Problem description: Give every line back verbatim, dropping all images.

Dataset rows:
^^^^^^^^

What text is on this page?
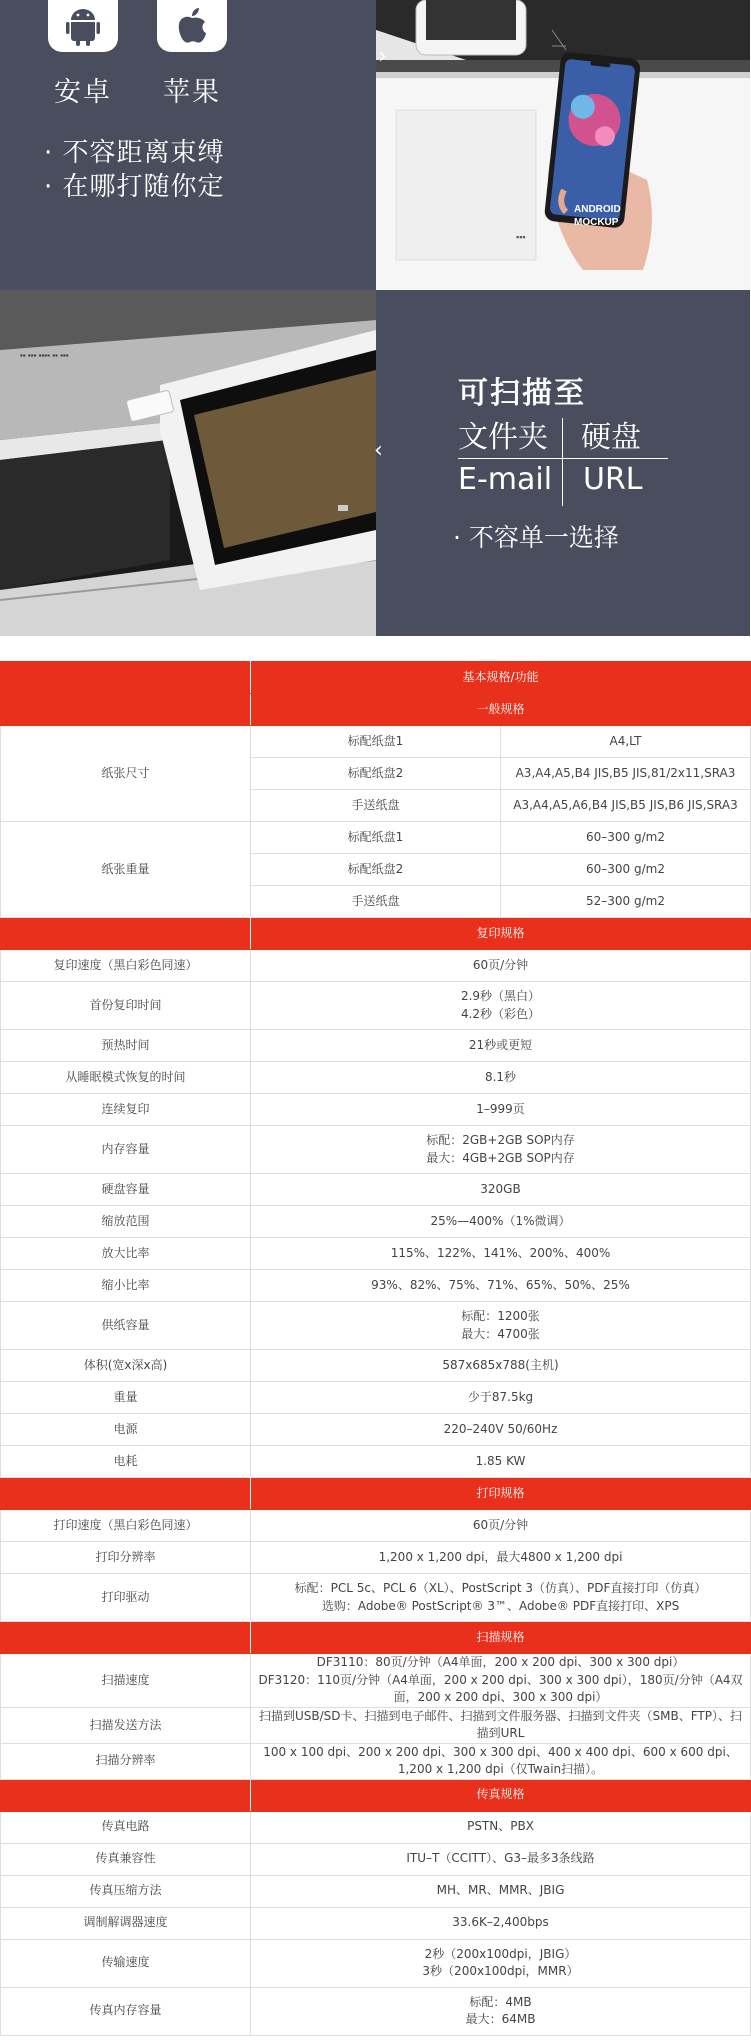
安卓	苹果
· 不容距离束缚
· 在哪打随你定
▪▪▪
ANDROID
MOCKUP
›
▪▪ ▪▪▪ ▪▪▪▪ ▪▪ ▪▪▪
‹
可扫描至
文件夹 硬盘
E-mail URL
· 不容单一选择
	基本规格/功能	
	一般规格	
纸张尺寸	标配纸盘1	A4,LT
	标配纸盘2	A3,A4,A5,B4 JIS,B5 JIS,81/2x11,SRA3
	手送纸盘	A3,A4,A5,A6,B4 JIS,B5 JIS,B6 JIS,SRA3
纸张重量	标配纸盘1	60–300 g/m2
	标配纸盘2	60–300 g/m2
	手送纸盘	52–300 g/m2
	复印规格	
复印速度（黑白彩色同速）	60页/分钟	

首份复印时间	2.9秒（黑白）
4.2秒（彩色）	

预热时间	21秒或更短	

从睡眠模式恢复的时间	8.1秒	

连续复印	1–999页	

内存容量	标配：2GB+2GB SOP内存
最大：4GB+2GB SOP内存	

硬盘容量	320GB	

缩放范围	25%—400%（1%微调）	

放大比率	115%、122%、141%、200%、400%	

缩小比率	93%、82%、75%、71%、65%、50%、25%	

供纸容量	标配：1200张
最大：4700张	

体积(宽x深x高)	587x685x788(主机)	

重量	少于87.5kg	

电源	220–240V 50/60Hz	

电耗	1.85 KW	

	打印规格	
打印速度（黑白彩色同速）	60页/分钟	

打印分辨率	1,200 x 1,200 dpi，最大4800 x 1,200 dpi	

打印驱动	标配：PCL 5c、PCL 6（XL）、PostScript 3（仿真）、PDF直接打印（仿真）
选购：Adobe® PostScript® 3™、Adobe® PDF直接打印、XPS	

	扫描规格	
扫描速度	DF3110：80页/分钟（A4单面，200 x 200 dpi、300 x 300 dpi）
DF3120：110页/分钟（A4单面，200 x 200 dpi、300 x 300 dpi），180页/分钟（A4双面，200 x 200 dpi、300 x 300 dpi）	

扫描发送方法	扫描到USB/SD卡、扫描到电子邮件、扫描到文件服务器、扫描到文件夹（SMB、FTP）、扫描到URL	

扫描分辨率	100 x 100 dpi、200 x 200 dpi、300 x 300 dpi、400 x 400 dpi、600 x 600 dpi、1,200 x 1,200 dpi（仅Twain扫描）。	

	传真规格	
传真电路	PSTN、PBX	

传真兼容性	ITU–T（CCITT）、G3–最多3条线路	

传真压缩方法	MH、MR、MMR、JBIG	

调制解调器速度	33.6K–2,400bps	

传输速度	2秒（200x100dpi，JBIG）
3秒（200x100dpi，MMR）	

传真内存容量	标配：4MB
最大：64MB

^^^^^^^^

Complete response:
What text is on this page?
安卓	苹果
· 不容距离束缚
· 在哪打随你定
▪▪▪
ANDROID
MOCKUP
›
▪▪ ▪▪▪ ▪▪▪▪ ▪▪ ▪▪▪
‹
可扫描至
文件夹 硬盘
E-mail URL
· 不容单一选择
	基本规格/功能	
	一般规格	
纸张尺寸	标配纸盘1	A4,LT
	标配纸盘2	A3,A4,A5,B4 JIS,B5 JIS,81/2x11,SRA3
	手送纸盘	A3,A4,A5,A6,B4 JIS,B5 JIS,B6 JIS,SRA3
纸张重量	标配纸盘1	60–300 g/m2
	标配纸盘2	60–300 g/m2
	手送纸盘	52–300 g/m2
	复印规格	
复印速度（黑白彩色同速）	60页/分钟	

首份复印时间	2.9秒（黑白）
4.2秒（彩色）	

预热时间	21秒或更短	

从睡眠模式恢复的时间	8.1秒	

连续复印	1–999页	

内存容量	标配：2GB+2GB SOP内存
最大：4GB+2GB SOP内存	

硬盘容量	320GB	

缩放范围	25%—400%（1%微调）	

放大比率	115%、122%、141%、200%、400%	

缩小比率	93%、82%、75%、71%、65%、50%、25%	

供纸容量	标配：1200张
最大：4700张	

体积(宽x深x高)	587x685x788(主机)	

重量	少于87.5kg	

电源	220–240V 50/60Hz	

电耗	1.85 KW	

	打印规格	
打印速度（黑白彩色同速）	60页/分钟	

打印分辨率	1,200 x 1,200 dpi，最大4800 x 1,200 dpi	

打印驱动	标配：PCL 5c、PCL 6（XL）、PostScript 3（仿真）、PDF直接打印（仿真）
选购：Adobe® PostScript® 3™、Adobe® PDF直接打印、XPS	

	扫描规格	
扫描速度	DF3110：80页/分钟（A4单面，200 x 200 dpi、300 x 300 dpi）
DF3120：110页/分钟（A4单面，200 x 200 dpi、300 x 300 dpi），180页/分钟（A4双面，200 x 200 dpi、300 x 300 dpi）	

扫描发送方法	扫描到USB/SD卡、扫描到电子邮件、扫描到文件服务器、扫描到文件夹（SMB、FTP）、扫描到URL	

扫描分辨率	100 x 100 dpi、200 x 200 dpi、300 x 300 dpi、400 x 400 dpi、600 x 600 dpi、1,200 x 1,200 dpi（仅Twain扫描）。	

	传真规格	
传真电路	PSTN、PBX	

传真兼容性	ITU–T（CCITT）、G3–最多3条线路	

传真压缩方法	MH、MR、MMR、JBIG	

调制解调器速度	33.6K–2,400bps	

传输速度	2秒（200x100dpi，JBIG）
3秒（200x100dpi，MMR）	

传真内存容量	标配：4MB
最大：64MB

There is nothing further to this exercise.